--- START ---

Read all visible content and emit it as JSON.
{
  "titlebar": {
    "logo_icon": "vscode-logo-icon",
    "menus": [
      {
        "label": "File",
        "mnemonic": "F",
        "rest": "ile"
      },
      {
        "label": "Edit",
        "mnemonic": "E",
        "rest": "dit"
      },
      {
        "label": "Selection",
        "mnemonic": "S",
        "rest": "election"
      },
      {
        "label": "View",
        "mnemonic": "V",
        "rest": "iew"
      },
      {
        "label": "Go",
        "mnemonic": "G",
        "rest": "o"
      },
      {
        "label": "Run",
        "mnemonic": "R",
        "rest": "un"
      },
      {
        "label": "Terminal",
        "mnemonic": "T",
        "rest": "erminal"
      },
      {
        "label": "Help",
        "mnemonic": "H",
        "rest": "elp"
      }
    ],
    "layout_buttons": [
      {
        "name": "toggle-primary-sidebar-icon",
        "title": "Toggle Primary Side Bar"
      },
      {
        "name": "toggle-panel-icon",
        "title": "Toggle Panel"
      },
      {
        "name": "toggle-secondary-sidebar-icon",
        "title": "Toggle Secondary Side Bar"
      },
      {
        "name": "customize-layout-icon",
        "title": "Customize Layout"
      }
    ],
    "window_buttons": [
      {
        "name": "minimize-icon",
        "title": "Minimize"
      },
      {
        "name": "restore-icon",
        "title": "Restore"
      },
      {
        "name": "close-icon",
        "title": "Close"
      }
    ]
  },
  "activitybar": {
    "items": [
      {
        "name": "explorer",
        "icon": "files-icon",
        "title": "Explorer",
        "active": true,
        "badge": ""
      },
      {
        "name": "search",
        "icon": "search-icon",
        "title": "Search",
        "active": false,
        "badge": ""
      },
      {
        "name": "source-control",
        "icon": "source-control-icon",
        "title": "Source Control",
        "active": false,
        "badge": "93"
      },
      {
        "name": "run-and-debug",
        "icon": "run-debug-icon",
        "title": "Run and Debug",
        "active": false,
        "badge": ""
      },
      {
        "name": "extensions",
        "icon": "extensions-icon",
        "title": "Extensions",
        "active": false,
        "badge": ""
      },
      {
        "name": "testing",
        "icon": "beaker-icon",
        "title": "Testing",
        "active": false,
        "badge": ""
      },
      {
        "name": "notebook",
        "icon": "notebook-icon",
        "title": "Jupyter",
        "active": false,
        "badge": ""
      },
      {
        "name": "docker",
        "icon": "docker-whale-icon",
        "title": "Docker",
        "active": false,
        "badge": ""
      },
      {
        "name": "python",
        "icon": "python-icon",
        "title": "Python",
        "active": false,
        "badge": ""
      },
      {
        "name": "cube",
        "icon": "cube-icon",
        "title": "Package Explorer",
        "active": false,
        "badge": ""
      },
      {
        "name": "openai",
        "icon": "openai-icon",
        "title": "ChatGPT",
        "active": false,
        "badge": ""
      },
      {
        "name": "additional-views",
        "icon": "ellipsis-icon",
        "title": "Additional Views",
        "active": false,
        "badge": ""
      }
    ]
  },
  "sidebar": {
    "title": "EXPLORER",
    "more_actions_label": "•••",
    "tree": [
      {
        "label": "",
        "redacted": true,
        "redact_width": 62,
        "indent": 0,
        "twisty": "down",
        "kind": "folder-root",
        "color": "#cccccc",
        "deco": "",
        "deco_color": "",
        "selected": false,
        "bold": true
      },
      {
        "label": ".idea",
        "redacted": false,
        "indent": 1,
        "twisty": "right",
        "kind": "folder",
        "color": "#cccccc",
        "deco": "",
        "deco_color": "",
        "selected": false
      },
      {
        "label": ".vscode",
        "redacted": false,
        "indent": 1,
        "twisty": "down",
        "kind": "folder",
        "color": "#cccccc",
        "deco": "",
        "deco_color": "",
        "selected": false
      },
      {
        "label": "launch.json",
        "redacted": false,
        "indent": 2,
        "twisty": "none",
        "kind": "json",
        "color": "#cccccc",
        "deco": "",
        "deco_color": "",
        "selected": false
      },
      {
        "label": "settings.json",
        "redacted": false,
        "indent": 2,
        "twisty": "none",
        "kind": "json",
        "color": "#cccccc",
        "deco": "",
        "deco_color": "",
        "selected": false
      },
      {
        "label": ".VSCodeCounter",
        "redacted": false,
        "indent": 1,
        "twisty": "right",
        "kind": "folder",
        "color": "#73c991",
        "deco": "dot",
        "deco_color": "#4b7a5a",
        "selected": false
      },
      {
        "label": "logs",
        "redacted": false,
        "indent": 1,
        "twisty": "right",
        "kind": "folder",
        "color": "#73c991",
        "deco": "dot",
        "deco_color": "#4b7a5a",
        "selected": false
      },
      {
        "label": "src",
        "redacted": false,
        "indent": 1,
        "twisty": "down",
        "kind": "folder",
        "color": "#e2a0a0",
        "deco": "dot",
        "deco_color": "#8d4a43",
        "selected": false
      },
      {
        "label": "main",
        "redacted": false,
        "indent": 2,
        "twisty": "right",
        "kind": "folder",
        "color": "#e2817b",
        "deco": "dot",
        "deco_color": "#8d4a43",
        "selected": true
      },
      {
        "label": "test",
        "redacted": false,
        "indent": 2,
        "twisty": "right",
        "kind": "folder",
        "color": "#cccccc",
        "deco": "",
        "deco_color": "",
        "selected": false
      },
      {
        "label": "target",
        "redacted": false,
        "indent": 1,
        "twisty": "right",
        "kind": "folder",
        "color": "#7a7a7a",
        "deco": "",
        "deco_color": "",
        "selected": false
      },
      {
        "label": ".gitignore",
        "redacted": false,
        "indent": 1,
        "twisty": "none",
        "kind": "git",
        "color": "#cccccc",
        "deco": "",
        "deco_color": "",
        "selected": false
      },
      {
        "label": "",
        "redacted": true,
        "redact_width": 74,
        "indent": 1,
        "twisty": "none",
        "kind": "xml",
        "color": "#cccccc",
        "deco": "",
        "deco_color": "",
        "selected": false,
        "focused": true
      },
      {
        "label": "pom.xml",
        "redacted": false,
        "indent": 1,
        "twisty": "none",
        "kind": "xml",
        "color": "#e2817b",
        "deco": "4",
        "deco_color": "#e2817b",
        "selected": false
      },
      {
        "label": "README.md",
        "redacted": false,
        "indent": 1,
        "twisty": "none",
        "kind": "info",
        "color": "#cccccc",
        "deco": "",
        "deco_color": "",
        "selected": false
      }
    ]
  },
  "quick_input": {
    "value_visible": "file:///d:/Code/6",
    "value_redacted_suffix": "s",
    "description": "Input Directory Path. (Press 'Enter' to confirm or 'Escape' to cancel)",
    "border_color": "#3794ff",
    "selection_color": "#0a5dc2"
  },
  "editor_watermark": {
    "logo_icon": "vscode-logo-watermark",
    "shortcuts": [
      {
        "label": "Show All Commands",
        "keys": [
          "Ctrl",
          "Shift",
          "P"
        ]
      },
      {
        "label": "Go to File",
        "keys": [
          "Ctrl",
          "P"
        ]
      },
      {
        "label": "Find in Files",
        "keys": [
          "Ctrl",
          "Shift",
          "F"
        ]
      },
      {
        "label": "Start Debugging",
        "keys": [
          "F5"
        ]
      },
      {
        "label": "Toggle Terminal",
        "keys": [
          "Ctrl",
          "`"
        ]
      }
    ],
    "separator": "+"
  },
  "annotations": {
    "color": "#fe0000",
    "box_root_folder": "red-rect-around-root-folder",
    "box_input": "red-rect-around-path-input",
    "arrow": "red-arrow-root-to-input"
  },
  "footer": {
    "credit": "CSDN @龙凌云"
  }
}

--- END ---

Aim of the exercise :: All of the data shown above must be copied exactly.

Response to this task ::
Read all visible content and emit it as JSON.
{
  "titlebar": {
    "logo_icon": "vscode-logo-icon",
    "menus": [
      {
        "label": "File",
        "mnemonic": "F",
        "rest": "ile"
      },
      {
        "label": "Edit",
        "mnemonic": "E",
        "rest": "dit"
      },
      {
        "label": "Selection",
        "mnemonic": "S",
        "rest": "election"
      },
      {
        "label": "View",
        "mnemonic": "V",
        "rest": "iew"
      },
      {
        "label": "Go",
        "mnemonic": "G",
        "rest": "o"
      },
      {
        "label": "Run",
        "mnemonic": "R",
        "rest": "un"
      },
      {
        "label": "Terminal",
        "mnemonic": "T",
        "rest": "erminal"
      },
      {
        "label": "Help",
        "mnemonic": "H",
        "rest": "elp"
      }
    ],
    "layout_buttons": [
      {
        "name": "toggle-primary-sidebar-icon",
        "title": "Toggle Primary Side Bar"
      },
      {
        "name": "toggle-panel-icon",
        "title": "Toggle Panel"
      },
      {
        "name": "toggle-secondary-sidebar-icon",
        "title": "Toggle Secondary Side Bar"
      },
      {
        "name": "customize-layout-icon",
        "title": "Customize Layout"
      }
    ],
    "window_buttons": [
      {
        "name": "minimize-icon",
        "title": "Minimize"
      },
      {
        "name": "restore-icon",
        "title": "Restore"
      },
      {
        "name": "close-icon",
        "title": "Close"
      }
    ]
  },
  "activitybar": {
    "items": [
      {
        "name": "explorer",
        "icon": "files-icon",
        "title": "Explorer",
        "active": true,
        "badge": ""
      },
      {
        "name": "search",
        "icon": "search-icon",
        "title": "Search",
        "active": false,
        "badge": ""
      },
      {
        "name": "source-control",
        "icon": "source-control-icon",
        "title": "Source Control",
        "active": false,
        "badge": "93"
      },
      {
        "name": "run-and-debug",
        "icon": "run-debug-icon",
        "title": "Run and Debug",
        "active": false,
        "badge": ""
      },
      {
        "name": "extensions",
        "icon": "extensions-icon",
        "title": "Extensions",
        "active": false,
        "badge": ""
      },
      {
        "name": "testing",
        "icon": "beaker-icon",
        "title": "Testing",
        "active": false,
        "badge": ""
      },
      {
        "name": "notebook",
        "icon": "notebook-icon",
        "title": "Jupyter",
        "active": false,
        "badge": ""
      },
      {
        "name": "docker",
        "icon": "docker-whale-icon",
        "title": "Docker",
        "active": false,
        "badge": ""
      },
      {
        "name": "python",
        "icon": "python-icon",
        "title": "Python",
        "active": false,
        "badge": ""
      },
      {
        "name": "cube",
        "icon": "cube-icon",
        "title": "Package Explorer",
        "active": false,
        "badge": ""
      },
      {
        "name": "openai",
        "icon": "openai-icon",
        "title": "ChatGPT",
        "active": false,
        "badge": ""
      },
      {
        "name": "additional-views",
        "icon": "ellipsis-icon",
        "title": "Additional Views",
        "active": false,
        "badge": ""
      }
    ]
  },
  "sidebar": {
    "title": "EXPLORER",
    "more_actions_label": "•••",
    "tree": [
      {
        "label": "",
        "redacted": true,
        "redact_width": 62,
        "indent": 0,
        "twisty": "down",
        "kind": "folder-root",
        "color": "#cccccc",
        "deco": "",
        "deco_color": "",
        "selected": false,
        "bold": true
      },
      {
        "label": ".idea",
        "redacted": false,
        "indent": 1,
        "twisty": "right",
        "kind": "folder",
        "color": "#cccccc",
        "deco": "",
        "deco_color": "",
        "selected": false
      },
      {
        "label": ".vscode",
        "redacted": false,
        "indent": 1,
        "twisty": "down",
        "kind": "folder",
        "color": "#cccccc",
        "deco": "",
        "deco_color": "",
        "selected": false
      },
      {
        "label": "launch.json",
        "redacted": false,
        "indent": 2,
        "twisty": "none",
        "kind": "json",
        "color": "#cccccc",
        "deco": "",
        "deco_color": "",
        "selected": false
      },
      {
        "label": "settings.json",
        "redacted": false,
        "indent": 2,
        "twisty": "none",
        "kind": "json",
        "color": "#cccccc",
        "deco": "",
        "deco_color": "",
        "selected": false
      },
      {
        "label": ".VSCodeCounter",
        "redacted": false,
        "indent": 1,
        "twisty": "right",
        "kind": "folder",
        "color": "#73c991",
        "deco": "dot",
        "deco_color": "#4b7a5a",
        "selected": false
      },
      {
        "label": "logs",
        "redacted": false,
        "indent": 1,
        "twisty": "right",
        "kind": "folder",
        "color": "#73c991",
        "deco": "dot",
        "deco_color": "#4b7a5a",
        "selected": false
      },
      {
        "label": "src",
        "redacted": false,
        "indent": 1,
        "twisty": "down",
        "kind": "folder",
        "color": "#e2a0a0",
        "deco": "dot",
        "deco_color": "#8d4a43",
        "selected": false
      },
      {
        "label": "main",
        "redacted": false,
        "indent": 2,
        "twisty": "right",
        "kind": "folder",
        "color": "#e2817b",
        "deco": "dot",
        "deco_color": "#8d4a43",
        "selected": true
      },
      {
        "label": "test",
        "redacted": false,
        "indent": 2,
        "twisty": "right",
        "kind": "folder",
        "color": "#cccccc",
        "deco": "",
        "deco_color": "",
        "selected": false
      },
      {
        "label": "target",
        "redacted": false,
        "indent": 1,
        "twisty": "right",
        "kind": "folder",
        "color": "#7a7a7a",
        "deco": "",
        "deco_color": "",
        "selected": false
      },
      {
        "label": ".gitignore",
        "redacted": false,
        "indent": 1,
        "twisty": "none",
        "kind": "git",
        "color": "#cccccc",
        "deco": "",
        "deco_color": "",
        "selected": false
      },
      {
        "label": "",
        "redacted": true,
        "redact_width": 74,
        "indent": 1,
        "twisty": "none",
        "kind": "xml",
        "color": "#cccccc",
        "deco": "",
        "deco_color": "",
        "selected": false,
        "focused": true
      },
      {
        "label": "pom.xml",
        "redacted": false,
        "indent": 1,
        "twisty": "none",
        "kind": "xml",
        "color": "#e2817b",
        "deco": "4",
        "deco_color": "#e2817b",
        "selected": false
      },
      {
        "label": "README.md",
        "redacted": false,
        "indent": 1,
        "twisty": "none",
        "kind": "info",
        "color": "#cccccc",
        "deco": "",
        "deco_color": "",
        "selected": false
      }
    ]
  },
  "quick_input": {
    "value_visible": "file:///d:/Code/6",
    "value_redacted_suffix": "s",
    "description": "Input Directory Path. (Press 'Enter' to confirm or 'Escape' to cancel)",
    "border_color": "#3794ff",
    "selection_color": "#0a5dc2"
  },
  "editor_watermark": {
    "logo_icon": "vscode-logo-watermark",
    "shortcuts": [
      {
        "label": "Show All Commands",
        "keys": [
          "Ctrl",
          "Shift",
          "P"
        ]
      },
      {
        "label": "Go to File",
        "keys": [
          "Ctrl",
          "P"
        ]
      },
      {
        "label": "Find in Files",
        "keys": [
          "Ctrl",
          "Shift",
          "F"
        ]
      },
      {
        "label": "Start Debugging",
        "keys": [
          "F5"
        ]
      },
      {
        "label": "Toggle Terminal",
        "keys": [
          "Ctrl",
          "`"
        ]
      }
    ],
    "separator": "+"
  },
  "annotations": {
    "color": "#fe0000",
    "box_root_folder": "red-rect-around-root-folder",
    "box_input": "red-rect-around-path-input",
    "arrow": "red-arrow-root-to-input"
  },
  "footer": {
    "credit": "CSDN @龙凌云"
  }
}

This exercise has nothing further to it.